- **SET TASK**: Reproduce the rows verbatim, beginning with the first row and ending with the row that contains "stat-cooldown: 冷却： 3 (98, 409, 217, 444)", with both of those rows included.

□ □ □ □ □

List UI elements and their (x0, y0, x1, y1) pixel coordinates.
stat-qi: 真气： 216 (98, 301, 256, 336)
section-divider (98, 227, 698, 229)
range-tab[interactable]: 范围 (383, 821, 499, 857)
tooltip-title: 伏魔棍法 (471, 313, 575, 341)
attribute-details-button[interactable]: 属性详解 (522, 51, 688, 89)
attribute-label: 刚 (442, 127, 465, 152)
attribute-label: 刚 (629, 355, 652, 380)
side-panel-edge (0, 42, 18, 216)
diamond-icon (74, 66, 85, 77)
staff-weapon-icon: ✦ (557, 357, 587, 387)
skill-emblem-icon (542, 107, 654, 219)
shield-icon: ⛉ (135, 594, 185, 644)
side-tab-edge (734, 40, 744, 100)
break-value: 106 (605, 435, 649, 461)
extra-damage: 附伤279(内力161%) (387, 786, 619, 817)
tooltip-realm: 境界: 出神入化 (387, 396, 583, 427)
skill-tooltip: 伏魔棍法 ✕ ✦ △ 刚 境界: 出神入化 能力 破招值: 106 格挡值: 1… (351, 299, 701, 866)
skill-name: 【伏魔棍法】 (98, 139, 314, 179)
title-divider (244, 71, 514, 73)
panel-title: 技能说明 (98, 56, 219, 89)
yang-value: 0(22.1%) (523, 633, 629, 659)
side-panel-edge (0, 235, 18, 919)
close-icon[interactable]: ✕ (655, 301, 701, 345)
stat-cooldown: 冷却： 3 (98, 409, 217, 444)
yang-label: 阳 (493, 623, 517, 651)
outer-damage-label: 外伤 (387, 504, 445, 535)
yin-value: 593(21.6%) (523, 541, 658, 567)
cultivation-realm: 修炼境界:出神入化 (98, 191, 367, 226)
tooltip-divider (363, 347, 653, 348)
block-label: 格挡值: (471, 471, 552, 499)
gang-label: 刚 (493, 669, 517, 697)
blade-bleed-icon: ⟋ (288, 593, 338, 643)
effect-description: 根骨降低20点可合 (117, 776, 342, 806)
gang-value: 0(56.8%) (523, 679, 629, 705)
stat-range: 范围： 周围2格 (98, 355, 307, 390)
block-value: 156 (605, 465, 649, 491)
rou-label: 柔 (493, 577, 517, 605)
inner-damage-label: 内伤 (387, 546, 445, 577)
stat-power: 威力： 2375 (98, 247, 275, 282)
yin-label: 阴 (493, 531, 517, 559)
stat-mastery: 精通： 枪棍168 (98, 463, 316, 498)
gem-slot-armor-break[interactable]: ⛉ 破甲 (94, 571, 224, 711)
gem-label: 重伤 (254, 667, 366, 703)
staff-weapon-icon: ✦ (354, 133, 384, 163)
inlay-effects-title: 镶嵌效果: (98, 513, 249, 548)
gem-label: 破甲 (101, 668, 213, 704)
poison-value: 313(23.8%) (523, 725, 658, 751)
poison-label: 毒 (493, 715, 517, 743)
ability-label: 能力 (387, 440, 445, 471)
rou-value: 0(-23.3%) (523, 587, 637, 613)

□ □ □ □ □

- **FINISHED ANSWER**:
List UI elements and their (x0, y0, x1, y1) pixel coordinates.
stat-qi: 真气： 216 (98, 301, 256, 336)
section-divider (98, 227, 698, 229)
range-tab[interactable]: 范围 (383, 821, 499, 857)
tooltip-title: 伏魔棍法 (471, 313, 575, 341)
attribute-details-button[interactable]: 属性详解 (522, 51, 688, 89)
attribute-label: 刚 (442, 127, 465, 152)
attribute-label: 刚 (629, 355, 652, 380)
side-panel-edge (0, 42, 18, 216)
diamond-icon (74, 66, 85, 77)
staff-weapon-icon: ✦ (557, 357, 587, 387)
skill-emblem-icon (542, 107, 654, 219)
shield-icon: ⛉ (135, 594, 185, 644)
side-tab-edge (734, 40, 744, 100)
break-value: 106 (605, 435, 649, 461)
extra-damage: 附伤279(内力161%) (387, 786, 619, 817)
tooltip-realm: 境界: 出神入化 (387, 396, 583, 427)
skill-tooltip: 伏魔棍法 ✕ ✦ △ 刚 境界: 出神入化 能力 破招值: 106 格挡值: 1… (351, 299, 701, 866)
skill-name: 【伏魔棍法】 (98, 139, 314, 179)
title-divider (244, 71, 514, 73)
panel-title: 技能说明 (98, 56, 219, 89)
yang-value: 0(22.1%) (523, 633, 629, 659)
side-panel-edge (0, 235, 18, 919)
close-icon[interactable]: ✕ (655, 301, 701, 345)
stat-cooldown: 冷却： 3 (98, 409, 217, 444)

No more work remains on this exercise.